### Objective
Copy out all lines that carry the word "with".

[Data excerpts]
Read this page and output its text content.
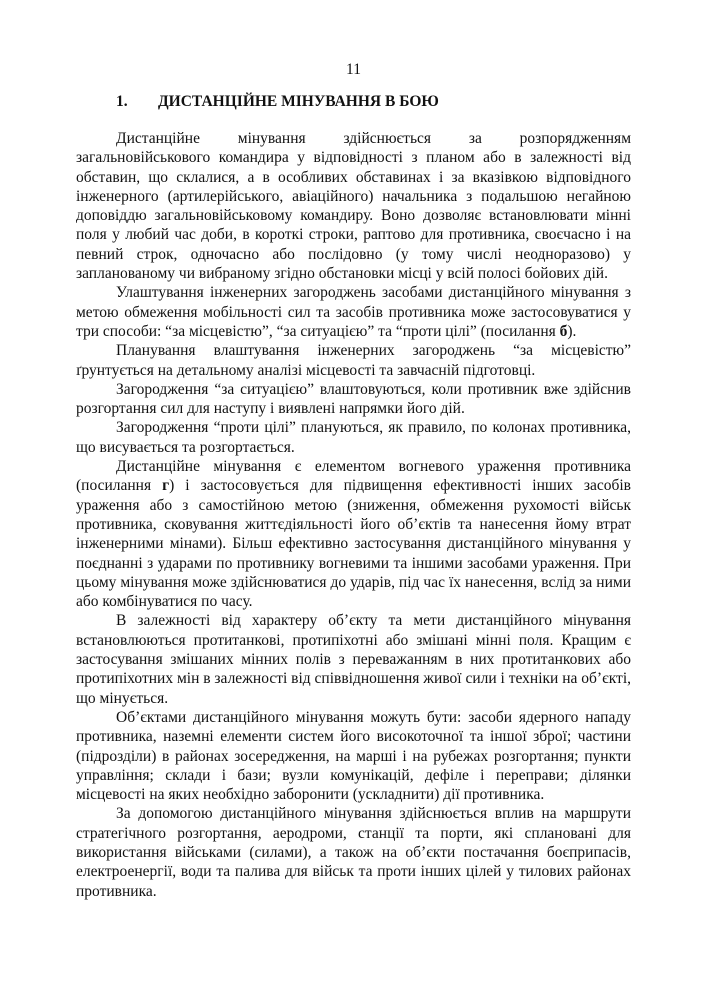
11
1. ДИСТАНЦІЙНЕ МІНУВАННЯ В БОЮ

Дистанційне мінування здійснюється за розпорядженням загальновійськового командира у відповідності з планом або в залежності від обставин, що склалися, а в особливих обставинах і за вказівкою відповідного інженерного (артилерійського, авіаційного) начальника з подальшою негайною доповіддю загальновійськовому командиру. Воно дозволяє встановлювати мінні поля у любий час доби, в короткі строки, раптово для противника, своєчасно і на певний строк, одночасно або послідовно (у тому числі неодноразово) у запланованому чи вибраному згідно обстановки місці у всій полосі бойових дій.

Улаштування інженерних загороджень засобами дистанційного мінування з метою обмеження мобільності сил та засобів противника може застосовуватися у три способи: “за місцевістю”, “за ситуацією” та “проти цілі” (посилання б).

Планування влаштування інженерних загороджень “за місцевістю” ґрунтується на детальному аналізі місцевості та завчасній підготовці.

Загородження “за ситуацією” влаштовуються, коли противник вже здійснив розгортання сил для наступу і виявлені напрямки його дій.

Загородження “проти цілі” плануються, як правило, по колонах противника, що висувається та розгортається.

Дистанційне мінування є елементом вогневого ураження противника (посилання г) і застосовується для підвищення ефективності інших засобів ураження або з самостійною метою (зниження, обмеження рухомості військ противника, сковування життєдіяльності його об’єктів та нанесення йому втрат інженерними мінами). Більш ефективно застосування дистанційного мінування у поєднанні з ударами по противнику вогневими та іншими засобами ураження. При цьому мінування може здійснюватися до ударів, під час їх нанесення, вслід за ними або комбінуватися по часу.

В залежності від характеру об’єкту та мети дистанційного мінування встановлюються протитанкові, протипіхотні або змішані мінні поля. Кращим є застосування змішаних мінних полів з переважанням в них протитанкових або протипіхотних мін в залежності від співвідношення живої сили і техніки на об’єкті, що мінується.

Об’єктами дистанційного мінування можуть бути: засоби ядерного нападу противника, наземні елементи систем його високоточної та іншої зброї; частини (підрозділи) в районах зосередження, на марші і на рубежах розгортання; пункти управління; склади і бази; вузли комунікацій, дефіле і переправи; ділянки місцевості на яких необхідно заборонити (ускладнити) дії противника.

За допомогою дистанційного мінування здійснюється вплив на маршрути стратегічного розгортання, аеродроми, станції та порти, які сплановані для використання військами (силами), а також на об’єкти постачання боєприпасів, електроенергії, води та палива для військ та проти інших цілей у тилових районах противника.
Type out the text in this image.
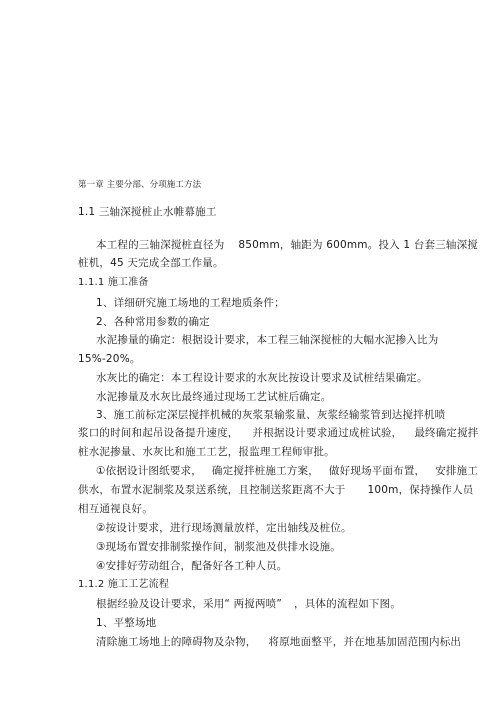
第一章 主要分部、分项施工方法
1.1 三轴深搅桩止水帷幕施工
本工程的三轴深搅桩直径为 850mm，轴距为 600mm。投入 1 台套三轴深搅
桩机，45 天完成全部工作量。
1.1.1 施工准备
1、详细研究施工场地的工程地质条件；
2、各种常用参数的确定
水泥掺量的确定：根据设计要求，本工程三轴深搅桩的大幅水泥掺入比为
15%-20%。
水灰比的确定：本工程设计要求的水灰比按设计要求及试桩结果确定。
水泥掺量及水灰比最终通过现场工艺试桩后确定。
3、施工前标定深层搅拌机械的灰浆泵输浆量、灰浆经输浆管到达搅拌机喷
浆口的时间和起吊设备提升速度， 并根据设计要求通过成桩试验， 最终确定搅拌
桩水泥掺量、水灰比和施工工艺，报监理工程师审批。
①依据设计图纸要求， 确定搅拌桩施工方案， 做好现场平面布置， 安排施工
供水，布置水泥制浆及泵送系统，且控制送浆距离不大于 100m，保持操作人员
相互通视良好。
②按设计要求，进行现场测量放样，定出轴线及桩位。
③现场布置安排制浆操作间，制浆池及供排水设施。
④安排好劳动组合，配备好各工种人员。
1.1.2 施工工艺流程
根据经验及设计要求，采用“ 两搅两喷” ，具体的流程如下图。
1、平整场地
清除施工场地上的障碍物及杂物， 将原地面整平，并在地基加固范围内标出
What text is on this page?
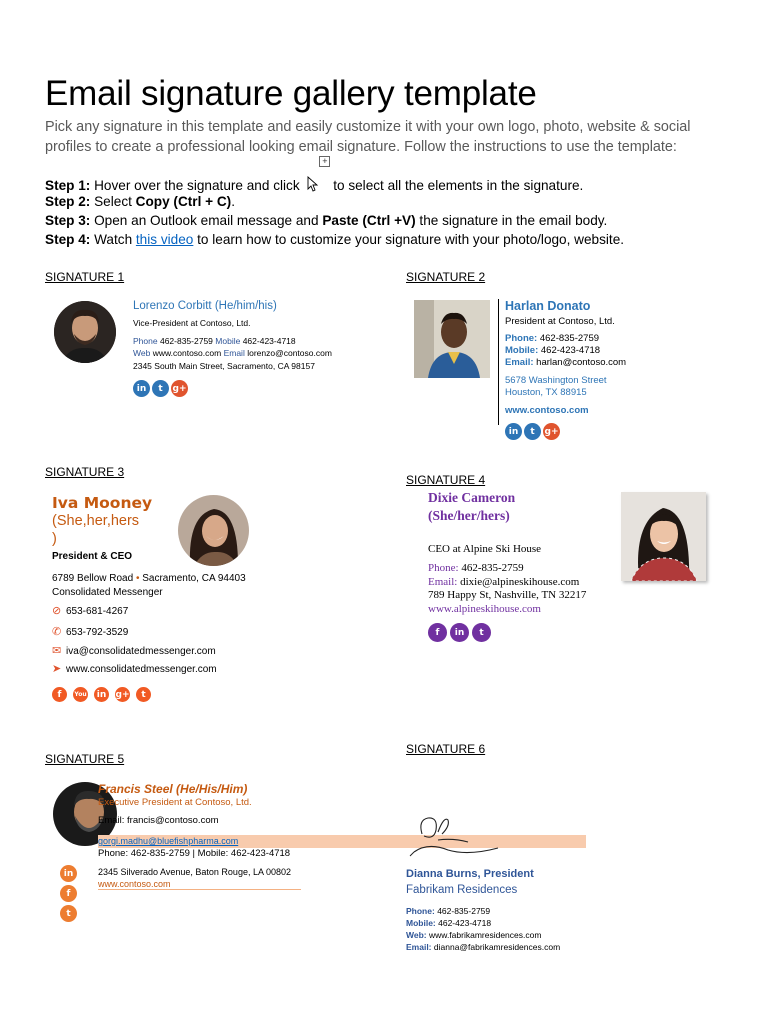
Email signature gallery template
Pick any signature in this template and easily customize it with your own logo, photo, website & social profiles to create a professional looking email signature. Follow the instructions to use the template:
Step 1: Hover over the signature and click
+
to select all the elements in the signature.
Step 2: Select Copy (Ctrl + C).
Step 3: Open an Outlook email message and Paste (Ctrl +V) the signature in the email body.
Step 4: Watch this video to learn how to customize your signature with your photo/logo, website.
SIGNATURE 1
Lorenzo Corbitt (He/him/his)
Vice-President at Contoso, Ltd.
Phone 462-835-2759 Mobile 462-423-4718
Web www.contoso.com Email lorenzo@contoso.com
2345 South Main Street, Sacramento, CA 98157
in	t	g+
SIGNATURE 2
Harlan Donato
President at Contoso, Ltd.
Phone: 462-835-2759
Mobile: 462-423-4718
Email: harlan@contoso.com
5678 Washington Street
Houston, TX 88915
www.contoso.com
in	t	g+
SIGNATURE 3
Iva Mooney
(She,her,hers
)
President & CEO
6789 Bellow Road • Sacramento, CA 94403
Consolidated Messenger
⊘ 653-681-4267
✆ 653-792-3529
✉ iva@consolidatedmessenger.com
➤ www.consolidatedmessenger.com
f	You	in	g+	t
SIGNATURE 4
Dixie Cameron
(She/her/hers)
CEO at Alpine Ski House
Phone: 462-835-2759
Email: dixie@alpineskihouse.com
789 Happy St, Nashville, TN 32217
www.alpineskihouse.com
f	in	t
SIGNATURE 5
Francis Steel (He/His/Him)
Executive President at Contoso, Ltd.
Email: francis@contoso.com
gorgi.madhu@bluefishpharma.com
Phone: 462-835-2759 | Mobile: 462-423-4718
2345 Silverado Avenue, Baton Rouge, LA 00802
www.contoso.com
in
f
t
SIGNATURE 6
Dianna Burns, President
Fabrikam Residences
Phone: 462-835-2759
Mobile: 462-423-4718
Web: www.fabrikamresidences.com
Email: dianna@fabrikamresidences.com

### Exercise response
Pick any signature in this template and easily customize it with your own logo, photo, website & social profiles to create a professional looking email signature. Follow the instructions to use the template:
Step 4: Watch this video to learn how to customize your signature with your photo/logo, website.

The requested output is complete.